| Extracted records |
──────────
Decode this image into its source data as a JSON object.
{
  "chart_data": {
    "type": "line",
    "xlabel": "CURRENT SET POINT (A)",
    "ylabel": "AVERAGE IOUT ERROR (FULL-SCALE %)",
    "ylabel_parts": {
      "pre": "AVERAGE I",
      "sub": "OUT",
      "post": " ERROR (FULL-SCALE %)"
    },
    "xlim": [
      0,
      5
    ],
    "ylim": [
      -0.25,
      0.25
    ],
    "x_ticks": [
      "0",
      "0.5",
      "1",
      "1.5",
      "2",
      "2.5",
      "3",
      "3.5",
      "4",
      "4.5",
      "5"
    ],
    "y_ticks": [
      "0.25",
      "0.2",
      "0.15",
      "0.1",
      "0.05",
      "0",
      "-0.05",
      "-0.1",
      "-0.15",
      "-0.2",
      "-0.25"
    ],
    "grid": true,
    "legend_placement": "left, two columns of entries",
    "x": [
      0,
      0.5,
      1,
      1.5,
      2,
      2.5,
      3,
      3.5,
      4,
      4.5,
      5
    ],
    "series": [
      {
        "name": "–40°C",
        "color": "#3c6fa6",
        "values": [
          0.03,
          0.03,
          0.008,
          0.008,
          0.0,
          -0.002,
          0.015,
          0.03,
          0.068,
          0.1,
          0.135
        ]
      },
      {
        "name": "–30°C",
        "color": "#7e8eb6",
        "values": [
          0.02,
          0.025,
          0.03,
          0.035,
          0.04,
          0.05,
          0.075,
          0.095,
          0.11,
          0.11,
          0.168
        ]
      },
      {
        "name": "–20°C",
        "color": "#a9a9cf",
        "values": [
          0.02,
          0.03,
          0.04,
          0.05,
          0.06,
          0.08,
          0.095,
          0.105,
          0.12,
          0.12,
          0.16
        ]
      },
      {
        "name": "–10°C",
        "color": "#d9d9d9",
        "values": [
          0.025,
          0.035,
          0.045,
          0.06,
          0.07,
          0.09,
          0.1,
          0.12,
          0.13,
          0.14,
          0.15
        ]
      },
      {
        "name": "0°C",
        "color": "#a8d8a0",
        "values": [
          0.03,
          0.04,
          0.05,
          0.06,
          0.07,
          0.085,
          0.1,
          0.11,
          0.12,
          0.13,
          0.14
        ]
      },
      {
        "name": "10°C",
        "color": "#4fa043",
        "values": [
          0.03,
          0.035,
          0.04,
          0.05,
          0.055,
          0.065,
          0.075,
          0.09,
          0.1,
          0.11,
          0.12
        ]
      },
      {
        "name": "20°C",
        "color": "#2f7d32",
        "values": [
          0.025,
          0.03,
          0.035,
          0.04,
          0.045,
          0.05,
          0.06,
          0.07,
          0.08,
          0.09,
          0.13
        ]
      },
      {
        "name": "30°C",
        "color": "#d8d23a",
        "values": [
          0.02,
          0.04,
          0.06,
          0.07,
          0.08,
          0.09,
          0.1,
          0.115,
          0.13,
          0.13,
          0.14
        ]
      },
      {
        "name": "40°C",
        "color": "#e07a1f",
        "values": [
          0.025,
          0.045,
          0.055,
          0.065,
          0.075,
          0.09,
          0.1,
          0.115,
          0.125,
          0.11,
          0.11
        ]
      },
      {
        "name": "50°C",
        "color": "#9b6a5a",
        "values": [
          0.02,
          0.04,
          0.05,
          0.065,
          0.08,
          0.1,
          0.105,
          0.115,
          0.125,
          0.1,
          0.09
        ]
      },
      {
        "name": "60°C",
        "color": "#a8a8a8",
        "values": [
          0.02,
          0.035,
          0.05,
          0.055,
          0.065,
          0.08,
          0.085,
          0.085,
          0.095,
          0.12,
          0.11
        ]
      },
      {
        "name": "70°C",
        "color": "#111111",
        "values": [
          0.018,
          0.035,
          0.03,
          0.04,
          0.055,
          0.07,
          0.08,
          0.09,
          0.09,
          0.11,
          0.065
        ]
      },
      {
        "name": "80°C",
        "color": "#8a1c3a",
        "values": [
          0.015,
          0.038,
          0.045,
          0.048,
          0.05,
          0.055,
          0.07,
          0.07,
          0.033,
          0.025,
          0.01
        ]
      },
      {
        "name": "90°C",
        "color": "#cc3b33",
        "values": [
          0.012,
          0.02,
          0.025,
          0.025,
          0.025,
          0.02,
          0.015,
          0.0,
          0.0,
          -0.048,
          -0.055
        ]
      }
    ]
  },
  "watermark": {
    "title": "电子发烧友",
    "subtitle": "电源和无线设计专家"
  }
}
──────────
| The request |
Reproduce each record shown above without altering a single word.

| Output for this task |
Decode this image into its source data as a JSON object.
{
  "chart_data": {
    "type": "line",
    "xlabel": "CURRENT SET POINT (A)",
    "ylabel": "AVERAGE IOUT ERROR (FULL-SCALE %)",
    "ylabel_parts": {
      "pre": "AVERAGE I",
      "sub": "OUT",
      "post": " ERROR (FULL-SCALE %)"
    },
    "xlim": [
      0,
      5
    ],
    "ylim": [
      -0.25,
      0.25
    ],
    "x_ticks": [
      "0",
      "0.5",
      "1",
      "1.5",
      "2",
      "2.5",
      "3",
      "3.5",
      "4",
      "4.5",
      "5"
    ],
    "y_ticks": [
      "0.25",
      "0.2",
      "0.15",
      "0.1",
      "0.05",
      "0",
      "-0.05",
      "-0.1",
      "-0.15",
      "-0.2",
      "-0.25"
    ],
    "grid": true,
    "legend_placement": "left, two columns of entries",
    "x": [
      0,
      0.5,
      1,
      1.5,
      2,
      2.5,
      3,
      3.5,
      4,
      4.5,
      5
    ],
    "series": [
      {
        "name": "–40°C",
        "color": "#3c6fa6",
        "values": [
          0.03,
          0.03,
          0.008,
          0.008,
          0.0,
          -0.002,
          0.015,
          0.03,
          0.068,
          0.1,
          0.135
        ]
      },
      {
        "name": "–30°C",
        "color": "#7e8eb6",
        "values": [
          0.02,
          0.025,
          0.03,
          0.035,
          0.04,
          0.05,
          0.075,
          0.095,
          0.11,
          0.11,
          0.168
        ]
      },
      {
        "name": "–20°C",
        "color": "#a9a9cf",
        "values": [
          0.02,
          0.03,
          0.04,
          0.05,
          0.06,
          0.08,
          0.095,
          0.105,
          0.12,
          0.12,
          0.16
        ]
      },
      {
        "name": "–10°C",
        "color": "#d9d9d9",
        "values": [
          0.025,
          0.035,
          0.045,
          0.06,
          0.07,
          0.09,
          0.1,
          0.12,
          0.13,
          0.14,
          0.15
        ]
      },
      {
        "name": "0°C",
        "color": "#a8d8a0",
        "values": [
          0.03,
          0.04,
          0.05,
          0.06,
          0.07,
          0.085,
          0.1,
          0.11,
          0.12,
          0.13,
          0.14
        ]
      },
      {
        "name": "10°C",
        "color": "#4fa043",
        "values": [
          0.03,
          0.035,
          0.04,
          0.05,
          0.055,
          0.065,
          0.075,
          0.09,
          0.1,
          0.11,
          0.12
        ]
      },
      {
        "name": "20°C",
        "color": "#2f7d32",
        "values": [
          0.025,
          0.03,
          0.035,
          0.04,
          0.045,
          0.05,
          0.06,
          0.07,
          0.08,
          0.09,
          0.13
        ]
      },
      {
        "name": "30°C",
        "color": "#d8d23a",
        "values": [
          0.02,
          0.04,
          0.06,
          0.07,
          0.08,
          0.09,
          0.1,
          0.115,
          0.13,
          0.13,
          0.14
        ]
      },
      {
        "name": "40°C",
        "color": "#e07a1f",
        "values": [
          0.025,
          0.045,
          0.055,
          0.065,
          0.075,
          0.09,
          0.1,
          0.115,
          0.125,
          0.11,
          0.11
        ]
      },
      {
        "name": "50°C",
        "color": "#9b6a5a",
        "values": [
          0.02,
          0.04,
          0.05,
          0.065,
          0.08,
          0.1,
          0.105,
          0.115,
          0.125,
          0.1,
          0.09
        ]
      },
      {
        "name": "60°C",
        "color": "#a8a8a8",
        "values": [
          0.02,
          0.035,
          0.05,
          0.055,
          0.065,
          0.08,
          0.085,
          0.085,
          0.095,
          0.12,
          0.11
        ]
      },
      {
        "name": "70°C",
        "color": "#111111",
        "values": [
          0.018,
          0.035,
          0.03,
          0.04,
          0.055,
          0.07,
          0.08,
          0.09,
          0.09,
          0.11,
          0.065
        ]
      },
      {
        "name": "80°C",
        "color": "#8a1c3a",
        "values": [
          0.015,
          0.038,
          0.045,
          0.048,
          0.05,
          0.055,
          0.07,
          0.07,
          0.033,
          0.025,
          0.01
        ]
      },
      {
        "name": "90°C",
        "color": "#cc3b33",
        "values": [
          0.012,
          0.02,
          0.025,
          0.025,
          0.025,
          0.02,
          0.015,
          0.0,
          0.0,
          -0.048,
          -0.055
        ]
      }
    ]
  },
  "watermark": {
    "title": "电子发烧友",
    "subtitle": "电源和无线设计专家"
  }
}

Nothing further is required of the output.